-- MATERIAL SHOWN start --

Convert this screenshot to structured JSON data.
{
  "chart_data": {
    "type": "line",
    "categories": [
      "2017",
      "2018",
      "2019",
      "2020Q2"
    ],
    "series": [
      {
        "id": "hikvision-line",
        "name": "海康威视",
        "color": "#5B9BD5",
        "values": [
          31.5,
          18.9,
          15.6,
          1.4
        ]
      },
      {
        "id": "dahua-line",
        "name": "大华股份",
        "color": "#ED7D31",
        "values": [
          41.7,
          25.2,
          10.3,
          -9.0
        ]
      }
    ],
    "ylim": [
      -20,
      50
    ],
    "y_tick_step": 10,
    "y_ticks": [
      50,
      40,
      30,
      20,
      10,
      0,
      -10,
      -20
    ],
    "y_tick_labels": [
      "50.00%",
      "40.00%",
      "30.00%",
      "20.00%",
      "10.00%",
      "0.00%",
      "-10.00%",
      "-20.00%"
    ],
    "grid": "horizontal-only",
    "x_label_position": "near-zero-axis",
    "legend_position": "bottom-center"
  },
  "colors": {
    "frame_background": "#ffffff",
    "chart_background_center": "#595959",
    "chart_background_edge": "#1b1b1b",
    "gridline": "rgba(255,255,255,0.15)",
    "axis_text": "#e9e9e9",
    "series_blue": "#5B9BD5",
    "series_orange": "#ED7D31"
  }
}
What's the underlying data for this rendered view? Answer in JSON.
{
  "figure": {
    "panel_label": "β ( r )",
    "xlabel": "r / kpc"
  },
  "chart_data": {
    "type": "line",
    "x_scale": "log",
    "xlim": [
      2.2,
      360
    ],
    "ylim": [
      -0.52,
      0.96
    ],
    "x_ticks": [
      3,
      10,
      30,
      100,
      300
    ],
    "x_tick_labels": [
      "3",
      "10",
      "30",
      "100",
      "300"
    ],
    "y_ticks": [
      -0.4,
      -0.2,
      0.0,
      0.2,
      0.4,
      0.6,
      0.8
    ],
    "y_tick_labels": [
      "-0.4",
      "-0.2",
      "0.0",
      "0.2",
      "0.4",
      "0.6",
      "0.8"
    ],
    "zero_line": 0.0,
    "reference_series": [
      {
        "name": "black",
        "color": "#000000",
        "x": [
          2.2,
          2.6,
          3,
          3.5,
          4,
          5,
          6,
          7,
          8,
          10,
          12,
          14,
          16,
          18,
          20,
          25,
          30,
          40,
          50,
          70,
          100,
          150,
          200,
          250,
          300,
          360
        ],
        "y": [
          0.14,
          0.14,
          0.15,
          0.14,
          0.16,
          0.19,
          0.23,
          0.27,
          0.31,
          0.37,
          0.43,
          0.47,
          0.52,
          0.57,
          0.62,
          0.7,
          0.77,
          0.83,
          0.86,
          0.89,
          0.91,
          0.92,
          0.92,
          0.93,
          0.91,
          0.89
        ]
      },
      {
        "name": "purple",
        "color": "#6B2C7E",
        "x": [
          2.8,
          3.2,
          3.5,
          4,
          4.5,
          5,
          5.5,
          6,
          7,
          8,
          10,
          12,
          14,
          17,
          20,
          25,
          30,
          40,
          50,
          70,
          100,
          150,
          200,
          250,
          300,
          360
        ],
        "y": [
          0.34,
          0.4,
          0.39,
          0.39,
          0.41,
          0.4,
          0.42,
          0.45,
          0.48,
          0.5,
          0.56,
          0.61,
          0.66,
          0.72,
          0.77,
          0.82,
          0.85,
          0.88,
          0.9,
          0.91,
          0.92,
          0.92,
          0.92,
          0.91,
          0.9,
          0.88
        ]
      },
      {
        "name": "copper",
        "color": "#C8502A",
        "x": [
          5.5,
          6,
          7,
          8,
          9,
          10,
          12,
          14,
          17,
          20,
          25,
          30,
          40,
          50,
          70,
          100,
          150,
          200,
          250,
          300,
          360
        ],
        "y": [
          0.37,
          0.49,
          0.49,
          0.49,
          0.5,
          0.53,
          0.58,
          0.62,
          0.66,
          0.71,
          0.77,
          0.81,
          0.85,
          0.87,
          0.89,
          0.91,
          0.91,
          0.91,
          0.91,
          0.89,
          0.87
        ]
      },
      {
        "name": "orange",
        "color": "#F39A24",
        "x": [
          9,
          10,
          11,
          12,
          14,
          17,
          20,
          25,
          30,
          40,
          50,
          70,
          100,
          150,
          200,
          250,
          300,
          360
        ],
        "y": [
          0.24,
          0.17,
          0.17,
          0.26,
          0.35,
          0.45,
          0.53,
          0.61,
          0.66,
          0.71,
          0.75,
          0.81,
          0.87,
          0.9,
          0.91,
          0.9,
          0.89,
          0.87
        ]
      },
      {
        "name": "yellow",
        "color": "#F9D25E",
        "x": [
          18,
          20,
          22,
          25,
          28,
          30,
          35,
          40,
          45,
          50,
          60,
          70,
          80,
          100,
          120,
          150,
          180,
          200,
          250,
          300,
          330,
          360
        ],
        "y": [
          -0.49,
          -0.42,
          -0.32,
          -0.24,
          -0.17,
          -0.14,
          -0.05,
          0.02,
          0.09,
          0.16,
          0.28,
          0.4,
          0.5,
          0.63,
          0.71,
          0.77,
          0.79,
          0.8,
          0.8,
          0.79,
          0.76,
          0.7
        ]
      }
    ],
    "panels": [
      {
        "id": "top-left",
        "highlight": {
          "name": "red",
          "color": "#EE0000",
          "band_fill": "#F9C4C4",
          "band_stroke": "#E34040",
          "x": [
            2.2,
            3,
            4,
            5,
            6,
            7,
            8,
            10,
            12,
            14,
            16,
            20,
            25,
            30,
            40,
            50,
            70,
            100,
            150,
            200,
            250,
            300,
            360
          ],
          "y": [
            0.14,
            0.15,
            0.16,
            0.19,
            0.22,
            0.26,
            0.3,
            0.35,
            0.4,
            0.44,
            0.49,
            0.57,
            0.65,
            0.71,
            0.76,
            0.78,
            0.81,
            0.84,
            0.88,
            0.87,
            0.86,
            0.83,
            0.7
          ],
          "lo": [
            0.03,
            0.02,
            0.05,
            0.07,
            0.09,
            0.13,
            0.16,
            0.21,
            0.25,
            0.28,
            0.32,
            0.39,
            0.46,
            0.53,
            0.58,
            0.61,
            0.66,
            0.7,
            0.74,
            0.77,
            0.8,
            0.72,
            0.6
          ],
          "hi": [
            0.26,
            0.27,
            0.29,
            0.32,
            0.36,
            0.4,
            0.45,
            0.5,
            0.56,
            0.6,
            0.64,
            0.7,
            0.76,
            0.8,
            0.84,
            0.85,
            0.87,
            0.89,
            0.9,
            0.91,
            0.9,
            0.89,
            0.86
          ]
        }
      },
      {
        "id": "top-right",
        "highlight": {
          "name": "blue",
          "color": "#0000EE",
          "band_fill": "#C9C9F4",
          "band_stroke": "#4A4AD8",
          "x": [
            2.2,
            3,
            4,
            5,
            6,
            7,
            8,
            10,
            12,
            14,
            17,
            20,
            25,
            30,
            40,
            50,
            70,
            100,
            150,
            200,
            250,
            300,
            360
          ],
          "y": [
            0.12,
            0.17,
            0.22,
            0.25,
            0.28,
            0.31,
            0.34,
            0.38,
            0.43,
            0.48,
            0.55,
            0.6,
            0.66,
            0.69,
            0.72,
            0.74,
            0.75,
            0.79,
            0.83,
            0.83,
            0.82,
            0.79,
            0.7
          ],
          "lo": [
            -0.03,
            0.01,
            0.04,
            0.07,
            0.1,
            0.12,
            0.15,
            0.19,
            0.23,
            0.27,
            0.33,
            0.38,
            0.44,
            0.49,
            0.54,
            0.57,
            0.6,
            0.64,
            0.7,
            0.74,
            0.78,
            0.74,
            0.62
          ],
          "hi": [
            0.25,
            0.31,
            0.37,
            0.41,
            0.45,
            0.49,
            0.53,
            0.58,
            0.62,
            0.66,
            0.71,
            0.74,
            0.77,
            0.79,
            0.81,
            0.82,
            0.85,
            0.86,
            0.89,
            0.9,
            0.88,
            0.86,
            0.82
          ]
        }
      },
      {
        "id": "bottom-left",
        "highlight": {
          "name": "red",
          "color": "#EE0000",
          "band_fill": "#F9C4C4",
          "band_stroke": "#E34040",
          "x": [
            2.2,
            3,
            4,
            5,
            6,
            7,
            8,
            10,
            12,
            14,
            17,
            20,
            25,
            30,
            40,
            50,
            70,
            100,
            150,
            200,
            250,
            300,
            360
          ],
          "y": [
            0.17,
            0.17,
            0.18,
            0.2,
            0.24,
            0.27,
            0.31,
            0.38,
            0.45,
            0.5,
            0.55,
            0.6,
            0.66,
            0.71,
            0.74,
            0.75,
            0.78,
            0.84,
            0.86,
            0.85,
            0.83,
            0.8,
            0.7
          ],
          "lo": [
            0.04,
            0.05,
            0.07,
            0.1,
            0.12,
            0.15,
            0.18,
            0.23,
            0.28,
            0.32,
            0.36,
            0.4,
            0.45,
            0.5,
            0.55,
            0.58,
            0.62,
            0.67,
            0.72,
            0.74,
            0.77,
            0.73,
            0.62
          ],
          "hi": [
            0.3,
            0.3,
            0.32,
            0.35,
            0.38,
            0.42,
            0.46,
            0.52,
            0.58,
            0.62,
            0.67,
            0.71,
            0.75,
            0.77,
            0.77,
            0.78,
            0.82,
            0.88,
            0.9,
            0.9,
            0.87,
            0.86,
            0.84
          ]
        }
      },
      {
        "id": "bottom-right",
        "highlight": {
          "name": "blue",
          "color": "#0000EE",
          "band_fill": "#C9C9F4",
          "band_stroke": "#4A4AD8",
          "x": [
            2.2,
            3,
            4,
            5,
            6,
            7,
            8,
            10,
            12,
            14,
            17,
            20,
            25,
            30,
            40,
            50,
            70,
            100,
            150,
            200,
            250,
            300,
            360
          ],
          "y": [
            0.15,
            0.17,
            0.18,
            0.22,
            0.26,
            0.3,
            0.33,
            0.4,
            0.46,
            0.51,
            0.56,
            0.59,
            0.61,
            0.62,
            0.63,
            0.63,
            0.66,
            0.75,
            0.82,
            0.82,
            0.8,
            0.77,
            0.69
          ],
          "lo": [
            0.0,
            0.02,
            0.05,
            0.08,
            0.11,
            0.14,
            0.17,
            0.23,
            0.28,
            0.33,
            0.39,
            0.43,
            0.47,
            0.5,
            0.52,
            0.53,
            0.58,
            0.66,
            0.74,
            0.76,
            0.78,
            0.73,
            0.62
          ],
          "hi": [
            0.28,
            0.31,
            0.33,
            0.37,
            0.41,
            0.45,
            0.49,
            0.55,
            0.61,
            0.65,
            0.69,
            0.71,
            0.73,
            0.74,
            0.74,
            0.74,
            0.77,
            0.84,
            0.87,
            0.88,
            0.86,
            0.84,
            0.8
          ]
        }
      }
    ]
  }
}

-- MATERIAL SHOWN end --

DIRECTION: In the entries above, find each line with the string "JSON" and copy it.

SOLUTION TO THE EXERCISE:
Convert this screenshot to structured JSON data.
What's the underlying data for this rendered view? Answer in JSON.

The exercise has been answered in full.